Direction: Locate each line of the material that contains "second", then return it.

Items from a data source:
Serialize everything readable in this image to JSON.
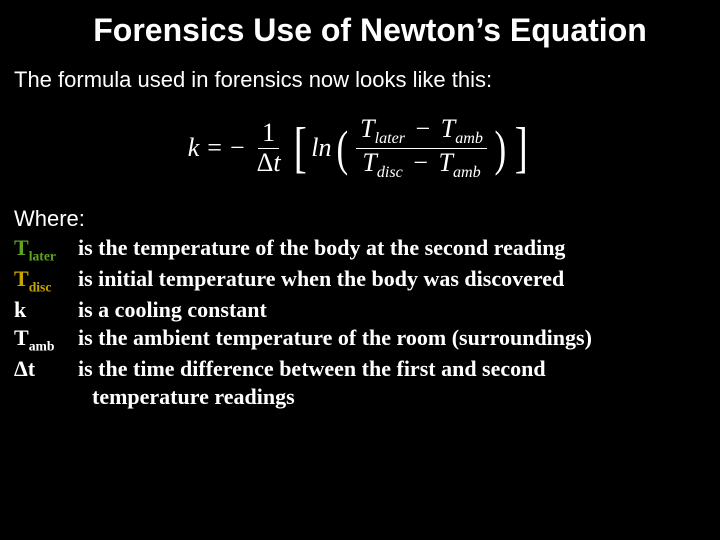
{
  "colors": {
    "background": "#000000",
    "text": "#ffffff",
    "green": "#5fa320",
    "yellow": "#c9a400"
  },
  "title": "Forensics Use of Newton’s Equation",
  "intro": "The formula used in forensics now looks like this:",
  "equation": {
    "lhs": "k",
    "equals": "=",
    "neg": "−",
    "frac1_num": "1",
    "frac1_den_delta": "Δ",
    "frac1_den_t": "t",
    "ln": "ln",
    "T": "T",
    "sub_later": "later",
    "sub_amb": "amb",
    "sub_disc": "disc",
    "minus": "−"
  },
  "where_label": "Where:",
  "defs": [
    {
      "sym_base": "T",
      "sym_sub": "later",
      "sym_color": "green",
      "text": "is the temperature of the body at the second reading"
    },
    {
      "sym_base": "T",
      "sym_sub": "disc",
      "sym_color": "yellow",
      "text": "is initial temperature when the body was discovered"
    },
    {
      "sym_base": "k",
      "sym_sub": "",
      "sym_color": "",
      "text": "is a cooling constant"
    },
    {
      "sym_base": "T",
      "sym_sub": "amb",
      "sym_color": "",
      "text": "is the ambient temperature of the room (surroundings)"
    },
    {
      "sym_base": "Δt",
      "sym_sub": "",
      "sym_color": "",
      "text": "is the time difference between the first and second"
    }
  ],
  "def_cont": "temperature readings"
}
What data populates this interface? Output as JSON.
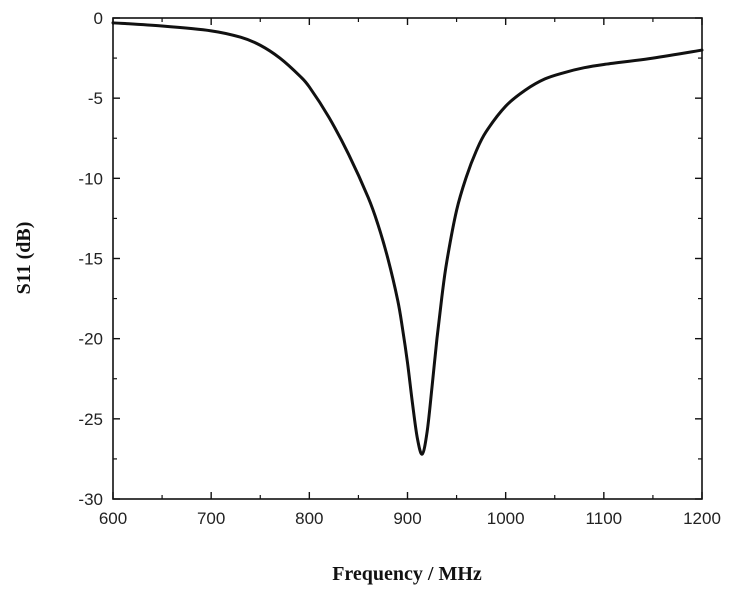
{
  "chart_data": {
    "type": "line",
    "xlabel": "Frequency / MHz",
    "ylabel": "S11 (dB)",
    "xlim": [
      600,
      1200
    ],
    "ylim": [
      -30,
      0
    ],
    "x_ticks": [
      600,
      700,
      800,
      900,
      1000,
      1100,
      1200
    ],
    "y_ticks": [
      0,
      -5,
      -10,
      -15,
      -20,
      -25,
      -30
    ],
    "grid": false,
    "legend": "none",
    "line_color": "#111111",
    "series": [
      {
        "x": [
          600,
          650,
          700,
          730,
          750,
          770,
          790,
          800,
          820,
          840,
          860,
          870,
          880,
          890,
          895,
          900,
          905,
          910,
          915,
          920,
          925,
          930,
          935,
          940,
          950,
          960,
          970,
          980,
          1000,
          1020,
          1040,
          1060,
          1080,
          1100,
          1150,
          1200
        ],
        "y": [
          -0.3,
          -0.5,
          -0.8,
          -1.2,
          -1.7,
          -2.5,
          -3.6,
          -4.3,
          -6.2,
          -8.5,
          -11.2,
          -12.9,
          -15.0,
          -17.6,
          -19.4,
          -21.5,
          -24.0,
          -26.2,
          -27.2,
          -25.8,
          -23.0,
          -20.0,
          -17.4,
          -15.2,
          -12.0,
          -9.9,
          -8.3,
          -7.1,
          -5.5,
          -4.5,
          -3.8,
          -3.4,
          -3.1,
          -2.9,
          -2.5,
          -2.0
        ]
      }
    ]
  }
}
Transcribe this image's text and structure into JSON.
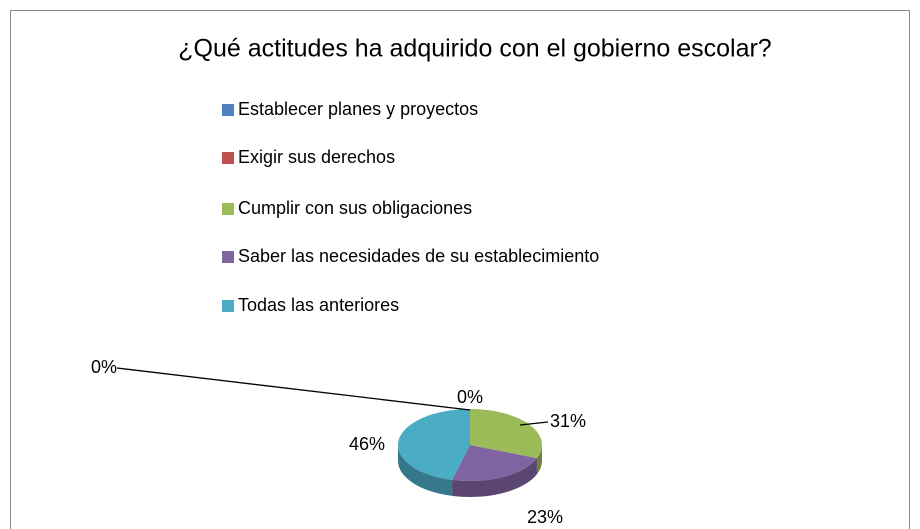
{
  "chart_data": {
    "type": "pie",
    "title": "¿Qué actitudes ha adquirido con el gobierno escolar?",
    "categories": [
      "Establecer planes y proyectos",
      "Exigir sus derechos",
      "Cumplir con sus obligaciones",
      "Saber las necesidades de su establecimiento",
      "Todas las anteriores"
    ],
    "values": [
      0,
      0,
      31,
      23,
      46
    ],
    "value_labels": [
      "0%",
      "0%",
      "31%",
      "23%",
      "46%"
    ],
    "colors": [
      "#4f81bd",
      "#c0504d",
      "#9bbb59",
      "#8064a2",
      "#4bacc6"
    ],
    "legend": "top"
  }
}
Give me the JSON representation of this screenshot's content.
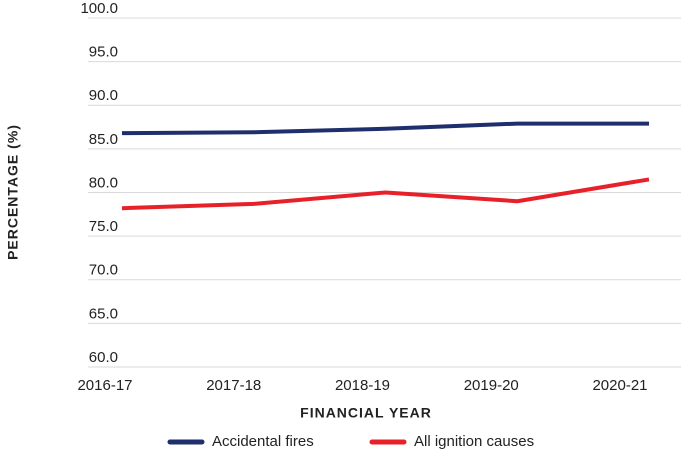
{
  "chart_data": {
    "type": "line",
    "x_label": "FINANCIAL YEAR",
    "y_label": "PERCENTAGE (%)",
    "categories": [
      "2016-17",
      "2017-18",
      "2018-19",
      "2019-20",
      "2020-21"
    ],
    "series": [
      {
        "name": "Accidental fires",
        "color": "#1f2f6e",
        "values": [
          86.8,
          86.9,
          87.3,
          87.9,
          87.9
        ]
      },
      {
        "name": "All ignition causes",
        "color": "#e8202a",
        "values": [
          78.2,
          78.7,
          80.0,
          79.0,
          81.5
        ]
      }
    ],
    "ylim": [
      60,
      100
    ],
    "yticks": [
      {
        "value": 60,
        "label": "60.0"
      },
      {
        "value": 65,
        "label": "65.0"
      },
      {
        "value": 70,
        "label": "70.0"
      },
      {
        "value": 75,
        "label": "75.0"
      },
      {
        "value": 80,
        "label": "80.0"
      },
      {
        "value": 85,
        "label": "85.0"
      },
      {
        "value": 90,
        "label": "90.0"
      },
      {
        "value": 95,
        "label": "95.0"
      },
      {
        "value": 100,
        "label": "100.0"
      }
    ],
    "grid": true,
    "legend": "bottom"
  }
}
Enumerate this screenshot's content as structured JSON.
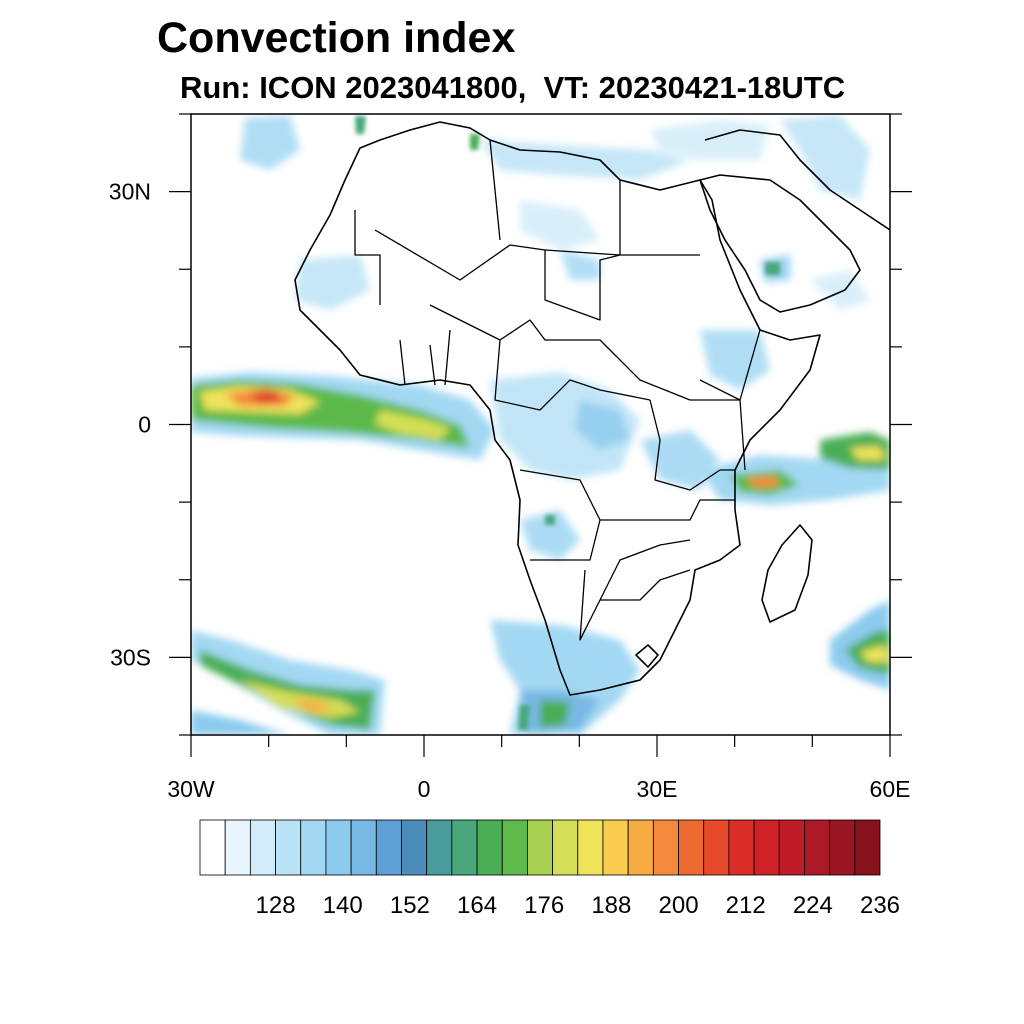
{
  "title": "Convection index",
  "subtitle": "Run: ICON 2023041800,  VT: 20230421-18UTC",
  "map": {
    "lon_range": [
      -30,
      60
    ],
    "lat_range": [
      -40,
      40
    ],
    "x_ticks": [
      {
        "value": -30,
        "label": "30W"
      },
      {
        "value": 0,
        "label": "0"
      },
      {
        "value": 30,
        "label": "30E"
      },
      {
        "value": 60,
        "label": "60E"
      }
    ],
    "y_ticks": [
      {
        "value": 30,
        "label": "30N"
      },
      {
        "value": 0,
        "label": "0"
      },
      {
        "value": -30,
        "label": "30S"
      }
    ]
  },
  "colorbar": {
    "colors": [
      "#ffffff",
      "#e8f5fc",
      "#d2ecf9",
      "#bbe3f6",
      "#a3d8f3",
      "#8ccbee",
      "#78b8e4",
      "#5d9fd4",
      "#4a8dbb",
      "#4a9b9b",
      "#4aa77b",
      "#4aae55",
      "#5cb94a",
      "#a7d14f",
      "#d4de56",
      "#efe35a",
      "#f8cc4e",
      "#f7ab43",
      "#f4893a",
      "#ee6a30",
      "#e64a2a",
      "#dc2e28",
      "#cf2127",
      "#bf1b28",
      "#ad1826",
      "#991522",
      "#85121d"
    ],
    "labels": [
      "128",
      "140",
      "152",
      "164",
      "176",
      "188",
      "200",
      "212",
      "224",
      "236"
    ]
  }
}
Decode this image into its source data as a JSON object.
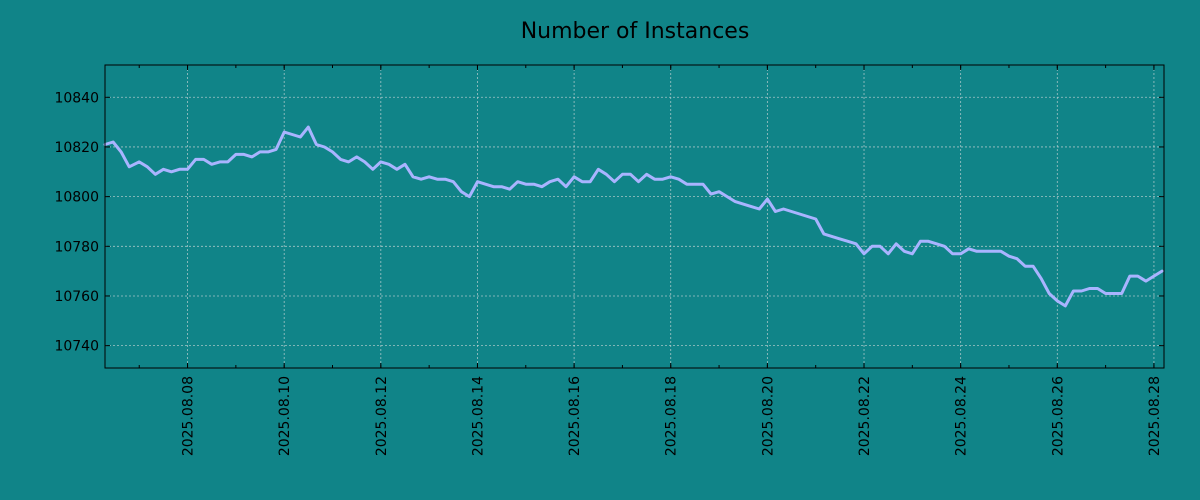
{
  "chart_data": {
    "type": "line",
    "title": "Number of Instances",
    "xlabel": "",
    "ylabel": "",
    "grid": true,
    "ylim": [
      10731,
      10853
    ],
    "xlim": [
      "2025-08-06 07:00",
      "2025-08-28 05:00"
    ],
    "colors": {
      "background": "#108488",
      "line": "#a9b4ff",
      "grid": "#c9d6d6"
    },
    "y_ticks": [
      "10740",
      "10760",
      "10780",
      "10800",
      "10820",
      "10840"
    ],
    "x_ticks": [
      "2025.08.08",
      "2025.08.10",
      "2025.08.12",
      "2025.08.14",
      "2025.08.16",
      "2025.08.18",
      "2025.08.20",
      "2025.08.22",
      "2025.08.24",
      "2025.08.26",
      "2025.08.28"
    ],
    "series": [
      {
        "x": [
          "2025-08-06 07:00",
          "2025-08-06 11:00",
          "2025-08-06 15:00",
          "2025-08-06 19:00",
          "2025-08-07 00:00",
          "2025-08-07 04:00",
          "2025-08-07 08:00",
          "2025-08-07 12:00",
          "2025-08-07 16:00",
          "2025-08-07 20:00",
          "2025-08-08 00:00",
          "2025-08-08 04:00",
          "2025-08-08 08:00",
          "2025-08-08 12:00",
          "2025-08-08 16:00",
          "2025-08-08 20:00",
          "2025-08-09 00:00",
          "2025-08-09 04:00",
          "2025-08-09 08:00",
          "2025-08-09 12:00",
          "2025-08-09 16:00",
          "2025-08-09 20:00",
          "2025-08-10 00:00",
          "2025-08-10 04:00",
          "2025-08-10 08:00",
          "2025-08-10 12:00",
          "2025-08-10 16:00",
          "2025-08-10 20:00",
          "2025-08-11 00:00",
          "2025-08-11 04:00",
          "2025-08-11 08:00",
          "2025-08-11 12:00",
          "2025-08-11 16:00",
          "2025-08-11 20:00",
          "2025-08-12 00:00",
          "2025-08-12 04:00",
          "2025-08-12 08:00",
          "2025-08-12 12:00",
          "2025-08-12 16:00",
          "2025-08-12 20:00",
          "2025-08-13 00:00",
          "2025-08-13 04:00",
          "2025-08-13 08:00",
          "2025-08-13 12:00",
          "2025-08-13 16:00",
          "2025-08-13 20:00",
          "2025-08-14 00:00",
          "2025-08-14 04:00",
          "2025-08-14 08:00",
          "2025-08-14 12:00",
          "2025-08-14 16:00",
          "2025-08-14 20:00",
          "2025-08-15 00:00",
          "2025-08-15 04:00",
          "2025-08-15 08:00",
          "2025-08-15 12:00",
          "2025-08-15 16:00",
          "2025-08-15 20:00",
          "2025-08-16 00:00",
          "2025-08-16 04:00",
          "2025-08-16 08:00",
          "2025-08-16 12:00",
          "2025-08-16 16:00",
          "2025-08-16 20:00",
          "2025-08-17 00:00",
          "2025-08-17 04:00",
          "2025-08-17 08:00",
          "2025-08-17 12:00",
          "2025-08-17 16:00",
          "2025-08-17 20:00",
          "2025-08-18 00:00",
          "2025-08-18 04:00",
          "2025-08-18 08:00",
          "2025-08-18 12:00",
          "2025-08-18 16:00",
          "2025-08-18 20:00",
          "2025-08-19 00:00",
          "2025-08-19 04:00",
          "2025-08-19 08:00",
          "2025-08-19 12:00",
          "2025-08-19 16:00",
          "2025-08-19 20:00",
          "2025-08-20 00:00",
          "2025-08-20 04:00",
          "2025-08-20 08:00",
          "2025-08-20 12:00",
          "2025-08-20 16:00",
          "2025-08-20 20:00",
          "2025-08-21 00:00",
          "2025-08-21 04:00",
          "2025-08-21 08:00",
          "2025-08-21 12:00",
          "2025-08-21 16:00",
          "2025-08-21 20:00",
          "2025-08-22 00:00",
          "2025-08-22 04:00",
          "2025-08-22 08:00",
          "2025-08-22 12:00",
          "2025-08-22 16:00",
          "2025-08-22 20:00",
          "2025-08-23 00:00",
          "2025-08-23 04:00",
          "2025-08-23 08:00",
          "2025-08-23 12:00",
          "2025-08-23 16:00",
          "2025-08-23 20:00",
          "2025-08-24 00:00",
          "2025-08-24 04:00",
          "2025-08-24 08:00",
          "2025-08-24 12:00",
          "2025-08-24 16:00",
          "2025-08-24 20:00",
          "2025-08-25 00:00",
          "2025-08-25 04:00",
          "2025-08-25 08:00",
          "2025-08-25 12:00",
          "2025-08-25 16:00",
          "2025-08-25 20:00",
          "2025-08-26 00:00",
          "2025-08-26 04:00",
          "2025-08-26 08:00",
          "2025-08-26 12:00",
          "2025-08-26 16:00",
          "2025-08-26 20:00",
          "2025-08-27 00:00",
          "2025-08-27 04:00",
          "2025-08-27 08:00",
          "2025-08-27 12:00",
          "2025-08-27 16:00",
          "2025-08-27 20:00",
          "2025-08-28 00:00",
          "2025-08-28 04:00"
        ],
        "values": [
          10821,
          10822,
          10818,
          10812,
          10814,
          10812,
          10809,
          10811,
          10810,
          10811,
          10811,
          10815,
          10815,
          10813,
          10814,
          10814,
          10817,
          10817,
          10816,
          10818,
          10818,
          10819,
          10826,
          10825,
          10824,
          10828,
          10821,
          10820,
          10818,
          10815,
          10814,
          10816,
          10814,
          10811,
          10814,
          10813,
          10811,
          10813,
          10808,
          10807,
          10808,
          10807,
          10807,
          10806,
          10802,
          10800,
          10806,
          10805,
          10804,
          10804,
          10803,
          10806,
          10805,
          10805,
          10804,
          10806,
          10807,
          10804,
          10808,
          10806,
          10806,
          10811,
          10809,
          10806,
          10809,
          10809,
          10806,
          10809,
          10807,
          10807,
          10808,
          10807,
          10805,
          10805,
          10805,
          10801,
          10802,
          10800,
          10798,
          10797,
          10796,
          10795,
          10799,
          10794,
          10795,
          10794,
          10793,
          10792,
          10791,
          10785,
          10784,
          10783,
          10782,
          10781,
          10777,
          10780,
          10780,
          10777,
          10781,
          10778,
          10777,
          10782,
          10782,
          10781,
          10780,
          10777,
          10777,
          10779,
          10778,
          10778,
          10778,
          10778,
          10776,
          10775,
          10772,
          10772,
          10767,
          10761,
          10758,
          10756,
          10762,
          10762,
          10763,
          10763,
          10761,
          10761,
          10761,
          10768,
          10768,
          10766,
          10768,
          10770
        ]
      }
    ]
  }
}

Correct answer:
      "text": "is the temperature of the body at the second reading"
      "text": "is the time difference between the first and second"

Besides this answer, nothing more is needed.